_TASK GOAL_
Answer with one number: how many lines hold "remaining".

_RECORDS_
+===+

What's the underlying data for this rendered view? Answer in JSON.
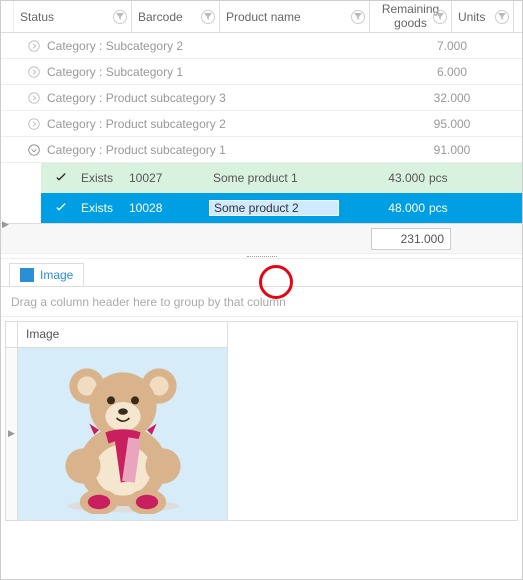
{
  "columns": {
    "status": "Status",
    "barcode": "Barcode",
    "product": "Product name",
    "remaining": "Remaining goods",
    "units": "Units"
  },
  "groups": [
    {
      "label": "Category : Subcategory 2",
      "value": "7.000",
      "expanded": false
    },
    {
      "label": "Category : Subcategory 1",
      "value": "6.000",
      "expanded": false
    },
    {
      "label": "Category : Product subcategory 3",
      "value": "32.000",
      "expanded": false
    },
    {
      "label": "Category : Product subcategory 2",
      "value": "95.000",
      "expanded": false
    },
    {
      "label": "Category : Product subcategory 1",
      "value": "91.000",
      "expanded": true
    }
  ],
  "rows": [
    {
      "status": "Exists",
      "barcode": "10027",
      "product": "Some product 1",
      "remaining": "43.000",
      "units": "pcs"
    },
    {
      "status": "Exists",
      "barcode": "10028",
      "product": "Some product 2",
      "remaining": "48.000",
      "units": "pcs"
    }
  ],
  "total": "231.000",
  "tab": {
    "label": "Image"
  },
  "hint": "Drag a column header here to group by that column",
  "imagecol": "Image"
}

+===+

_RESULT_
3